§ What you are asked to do:
Reproduce the records below exactly as they appear.

§ Recorded information:
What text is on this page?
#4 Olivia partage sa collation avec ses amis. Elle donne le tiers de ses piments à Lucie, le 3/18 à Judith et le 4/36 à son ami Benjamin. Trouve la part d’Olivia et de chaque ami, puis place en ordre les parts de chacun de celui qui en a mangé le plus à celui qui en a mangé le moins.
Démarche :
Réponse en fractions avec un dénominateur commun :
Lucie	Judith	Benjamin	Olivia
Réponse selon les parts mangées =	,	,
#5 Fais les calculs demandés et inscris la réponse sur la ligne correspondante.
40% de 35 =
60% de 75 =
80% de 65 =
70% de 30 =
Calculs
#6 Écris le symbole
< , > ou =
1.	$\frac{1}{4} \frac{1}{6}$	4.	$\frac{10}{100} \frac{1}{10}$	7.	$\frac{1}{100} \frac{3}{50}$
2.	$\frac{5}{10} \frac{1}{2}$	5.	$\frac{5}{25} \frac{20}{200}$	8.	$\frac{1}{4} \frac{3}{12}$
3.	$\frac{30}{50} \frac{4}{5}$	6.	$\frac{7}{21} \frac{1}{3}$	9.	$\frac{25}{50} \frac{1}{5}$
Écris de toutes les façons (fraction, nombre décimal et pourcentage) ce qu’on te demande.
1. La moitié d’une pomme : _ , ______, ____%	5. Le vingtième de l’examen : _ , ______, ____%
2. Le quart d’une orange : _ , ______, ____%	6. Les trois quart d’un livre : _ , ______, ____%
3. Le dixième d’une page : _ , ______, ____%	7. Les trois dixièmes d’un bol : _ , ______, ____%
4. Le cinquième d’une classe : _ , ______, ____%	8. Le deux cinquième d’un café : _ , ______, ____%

§ Task answer:
What text is on this page?
#4 Olivia partage sa collation avec ses amis. Elle donne le tiers de ses piments à Lucie, le 3/18 à Judith et le 4/36 à son ami Benjamin. Trouve la part d’Olivia et de chaque ami, puis place en ordre les parts de chacun de celui qui en a mangé le plus à celui qui en a mangé le moins.
Démarche :
Réponse en fractions avec un dénominateur commun :
Lucie	Judith	Benjamin	Olivia
Réponse selon les parts mangées =	,	,
#5 Fais les calculs demandés et inscris la réponse sur la ligne correspondante.
40% de 35 =
60% de 75 =
80% de 65 =
70% de 30 =
Calculs
#6 Écris le symbole
< , > ou =
1.	$\frac{1}{4} \frac{1}{6}$	4.	$\frac{10}{100} \frac{1}{10}$	7.	$\frac{1}{100} \frac{3}{50}$
2.	$\frac{5}{10} \frac{1}{2}$	5.	$\frac{5}{25} \frac{20}{200}$	8.	$\frac{1}{4} \frac{3}{12}$
3.	$\frac{30}{50} \frac{4}{5}$	6.	$\frac{7}{21} \frac{1}{3}$	9.	$\frac{25}{50} \frac{1}{5}$
Écris de toutes les façons (fraction, nombre décimal et pourcentage) ce qu’on te demande.
1. La moitié d’une pomme : _ , ______, ____%	5. Le vingtième de l’examen : _ , ______, ____%
2. Le quart d’une orange : _ , ______, ____%	6. Les trois quart d’un livre : _ , ______, ____%
3. Le dixième d’une page : _ , ______, ____%	7. Les trois dixièmes d’un bol : _ , ______, ____%
4. Le cinquième d’une classe : _ , ______, ____%	8. Le deux cinquième d’un café : _ , ______, ____%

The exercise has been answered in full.